### DATA ROWS
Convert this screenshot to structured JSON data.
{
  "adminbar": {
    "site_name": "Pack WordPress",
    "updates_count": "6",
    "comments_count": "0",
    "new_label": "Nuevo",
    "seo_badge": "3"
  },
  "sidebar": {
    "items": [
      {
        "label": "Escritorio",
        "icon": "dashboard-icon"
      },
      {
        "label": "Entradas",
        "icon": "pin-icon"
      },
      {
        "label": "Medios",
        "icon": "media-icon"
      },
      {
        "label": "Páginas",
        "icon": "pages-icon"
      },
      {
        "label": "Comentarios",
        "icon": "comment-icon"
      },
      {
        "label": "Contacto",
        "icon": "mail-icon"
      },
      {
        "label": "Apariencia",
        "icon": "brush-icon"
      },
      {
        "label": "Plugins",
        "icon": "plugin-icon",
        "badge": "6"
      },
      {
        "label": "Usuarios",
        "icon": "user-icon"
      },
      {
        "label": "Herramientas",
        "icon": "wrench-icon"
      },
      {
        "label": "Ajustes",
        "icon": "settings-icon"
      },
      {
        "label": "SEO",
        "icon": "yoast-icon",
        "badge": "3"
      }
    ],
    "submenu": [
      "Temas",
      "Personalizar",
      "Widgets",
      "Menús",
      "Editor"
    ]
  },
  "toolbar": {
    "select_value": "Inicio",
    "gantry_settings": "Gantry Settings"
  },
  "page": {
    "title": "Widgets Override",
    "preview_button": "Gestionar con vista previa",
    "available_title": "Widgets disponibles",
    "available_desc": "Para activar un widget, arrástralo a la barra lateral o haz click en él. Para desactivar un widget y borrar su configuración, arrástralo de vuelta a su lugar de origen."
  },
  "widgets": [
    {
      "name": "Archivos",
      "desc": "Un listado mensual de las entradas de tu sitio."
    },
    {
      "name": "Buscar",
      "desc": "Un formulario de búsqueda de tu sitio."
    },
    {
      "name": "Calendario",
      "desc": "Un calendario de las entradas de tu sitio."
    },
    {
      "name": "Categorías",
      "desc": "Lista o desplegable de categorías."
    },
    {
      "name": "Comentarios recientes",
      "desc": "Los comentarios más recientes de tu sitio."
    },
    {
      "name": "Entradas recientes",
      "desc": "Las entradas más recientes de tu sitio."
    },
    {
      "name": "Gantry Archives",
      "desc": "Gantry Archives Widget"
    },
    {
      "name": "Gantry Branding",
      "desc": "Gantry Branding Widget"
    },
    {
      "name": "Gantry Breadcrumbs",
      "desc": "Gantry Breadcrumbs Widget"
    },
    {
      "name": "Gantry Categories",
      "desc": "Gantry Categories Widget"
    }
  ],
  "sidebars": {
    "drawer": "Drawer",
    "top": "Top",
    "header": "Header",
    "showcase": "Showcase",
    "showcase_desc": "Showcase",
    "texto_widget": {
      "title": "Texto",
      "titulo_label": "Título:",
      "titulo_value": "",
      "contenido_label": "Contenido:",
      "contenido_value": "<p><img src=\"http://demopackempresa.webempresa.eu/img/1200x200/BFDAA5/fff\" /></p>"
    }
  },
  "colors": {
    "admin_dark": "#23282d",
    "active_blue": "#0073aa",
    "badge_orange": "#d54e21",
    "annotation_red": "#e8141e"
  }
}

### TASK PROMPT
Pick out the lines that have the word "Branding". Copy them all.

### PROBLEM SOLUTION
      "name": "Gantry Branding",
      "desc": "Gantry Branding Widget"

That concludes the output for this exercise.